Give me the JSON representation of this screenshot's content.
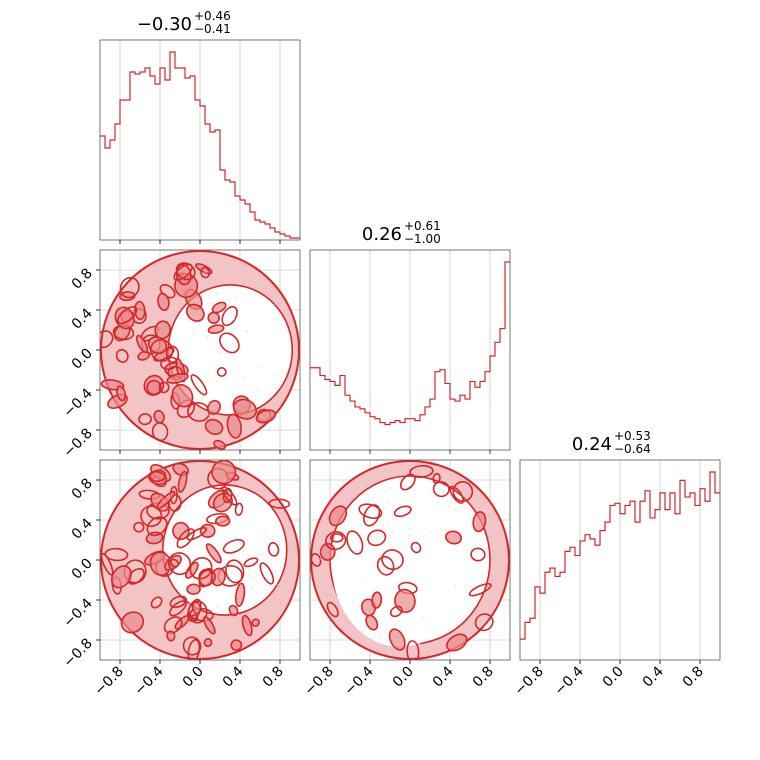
{
  "colors": {
    "series": "#d62728",
    "fill_light": "#f3c4c5",
    "fill_mid": "#e88a8c",
    "grid": "#cccccc",
    "axis": "#555555"
  },
  "chart_data": {
    "type": "corner",
    "parameters": [
      "p0",
      "p1",
      "p2"
    ],
    "tick_labels": [
      "−0.8",
      "−0.4",
      "0.0",
      "0.4",
      "0.8"
    ],
    "tick_values": [
      -0.8,
      -0.4,
      0.0,
      0.4,
      0.8
    ],
    "range": [
      -1.0,
      1.0
    ],
    "grid": true,
    "titles": [
      {
        "median": "−0.30",
        "plus": "+0.46",
        "minus": "−0.41"
      },
      {
        "median": "0.26",
        "plus": "+0.61",
        "minus": "−1.00"
      },
      {
        "median": "0.24",
        "plus": "+0.53",
        "minus": "−0.64"
      }
    ],
    "histograms": [
      {
        "param": "p0",
        "bin_edges_from": -1.0,
        "bin_width": 0.05,
        "counts": [
          0.52,
          0.46,
          0.5,
          0.58,
          0.7,
          0.7,
          0.84,
          0.83,
          0.84,
          0.86,
          0.82,
          0.78,
          0.86,
          0.8,
          0.94,
          0.86,
          0.86,
          0.81,
          0.82,
          0.7,
          0.67,
          0.58,
          0.54,
          0.55,
          0.35,
          0.3,
          0.29,
          0.22,
          0.2,
          0.18,
          0.14,
          0.1,
          0.09,
          0.08,
          0.06,
          0.04,
          0.03,
          0.02,
          0.01,
          0.01
        ]
      },
      {
        "param": "p1",
        "bin_edges_from": -1.0,
        "bin_width": 0.05,
        "counts": [
          0.42,
          0.42,
          0.38,
          0.36,
          0.35,
          0.33,
          0.38,
          0.28,
          0.25,
          0.22,
          0.21,
          0.19,
          0.17,
          0.16,
          0.14,
          0.13,
          0.14,
          0.15,
          0.14,
          0.16,
          0.16,
          0.15,
          0.18,
          0.22,
          0.26,
          0.4,
          0.41,
          0.34,
          0.26,
          0.25,
          0.28,
          0.26,
          0.35,
          0.32,
          0.35,
          0.4,
          0.48,
          0.55,
          0.62,
          0.96
        ]
      },
      {
        "param": "p2",
        "bin_edges_from": -1.0,
        "bin_width": 0.05,
        "counts": [
          0.1,
          0.18,
          0.2,
          0.35,
          0.32,
          0.42,
          0.44,
          0.4,
          0.42,
          0.52,
          0.54,
          0.5,
          0.57,
          0.6,
          0.58,
          0.55,
          0.62,
          0.66,
          0.74,
          0.75,
          0.7,
          0.74,
          0.76,
          0.66,
          0.76,
          0.81,
          0.68,
          0.72,
          0.8,
          0.72,
          0.8,
          0.7,
          0.86,
          0.78,
          0.8,
          0.74,
          0.82,
          0.76,
          0.9,
          0.8
        ]
      }
    ],
    "contour_panels": [
      {
        "x": "p0",
        "y": "p1",
        "support": "disk"
      },
      {
        "x": "p0",
        "y": "p2",
        "support": "disk"
      },
      {
        "x": "p1",
        "y": "p2",
        "support": "disk"
      }
    ]
  }
}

|---|

## REQUIREMENT
In your copy, repeat each record exactly and include no pictures.

## FINISHED TASK
Give me the JSON representation of this screenshot's content.
{
  "colors": {
    "series": "#d62728",
    "fill_light": "#f3c4c5",
    "fill_mid": "#e88a8c",
    "grid": "#cccccc",
    "axis": "#555555"
  },
  "chart_data": {
    "type": "corner",
    "parameters": [
      "p0",
      "p1",
      "p2"
    ],
    "tick_labels": [
      "−0.8",
      "−0.4",
      "0.0",
      "0.4",
      "0.8"
    ],
    "tick_values": [
      -0.8,
      -0.4,
      0.0,
      0.4,
      0.8
    ],
    "range": [
      -1.0,
      1.0
    ],
    "grid": true,
    "titles": [
      {
        "median": "−0.30",
        "plus": "+0.46",
        "minus": "−0.41"
      },
      {
        "median": "0.26",
        "plus": "+0.61",
        "minus": "−1.00"
      },
      {
        "median": "0.24",
        "plus": "+0.53",
        "minus": "−0.64"
      }
    ],
    "histograms": [
      {
        "param": "p0",
        "bin_edges_from": -1.0,
        "bin_width": 0.05,
        "counts": [
          0.52,
          0.46,
          0.5,
          0.58,
          0.7,
          0.7,
          0.84,
          0.83,
          0.84,
          0.86,
          0.82,
          0.78,
          0.86,
          0.8,
          0.94,
          0.86,
          0.86,
          0.81,
          0.82,
          0.7,
          0.67,
          0.58,
          0.54,
          0.55,
          0.35,
          0.3,
          0.29,
          0.22,
          0.2,
          0.18,
          0.14,
          0.1,
          0.09,
          0.08,
          0.06,
          0.04,
          0.03,
          0.02,
          0.01,
          0.01
        ]
      },
      {
        "param": "p1",
        "bin_edges_from": -1.0,
        "bin_width": 0.05,
        "counts": [
          0.42,
          0.42,
          0.38,
          0.36,
          0.35,
          0.33,
          0.38,
          0.28,
          0.25,
          0.22,
          0.21,
          0.19,
          0.17,
          0.16,
          0.14,
          0.13,
          0.14,
          0.15,
          0.14,
          0.16,
          0.16,
          0.15,
          0.18,
          0.22,
          0.26,
          0.4,
          0.41,
          0.34,
          0.26,
          0.25,
          0.28,
          0.26,
          0.35,
          0.32,
          0.35,
          0.4,
          0.48,
          0.55,
          0.62,
          0.96
        ]
      },
      {
        "param": "p2",
        "bin_edges_from": -1.0,
        "bin_width": 0.05,
        "counts": [
          0.1,
          0.18,
          0.2,
          0.35,
          0.32,
          0.42,
          0.44,
          0.4,
          0.42,
          0.52,
          0.54,
          0.5,
          0.57,
          0.6,
          0.58,
          0.55,
          0.62,
          0.66,
          0.74,
          0.75,
          0.7,
          0.74,
          0.76,
          0.66,
          0.76,
          0.81,
          0.68,
          0.72,
          0.8,
          0.72,
          0.8,
          0.7,
          0.86,
          0.78,
          0.8,
          0.74,
          0.82,
          0.76,
          0.9,
          0.8
        ]
      }
    ],
    "contour_panels": [
      {
        "x": "p0",
        "y": "p1",
        "support": "disk"
      },
      {
        "x": "p0",
        "y": "p2",
        "support": "disk"
      },
      {
        "x": "p1",
        "y": "p2",
        "support": "disk"
      }
    ]
  }
}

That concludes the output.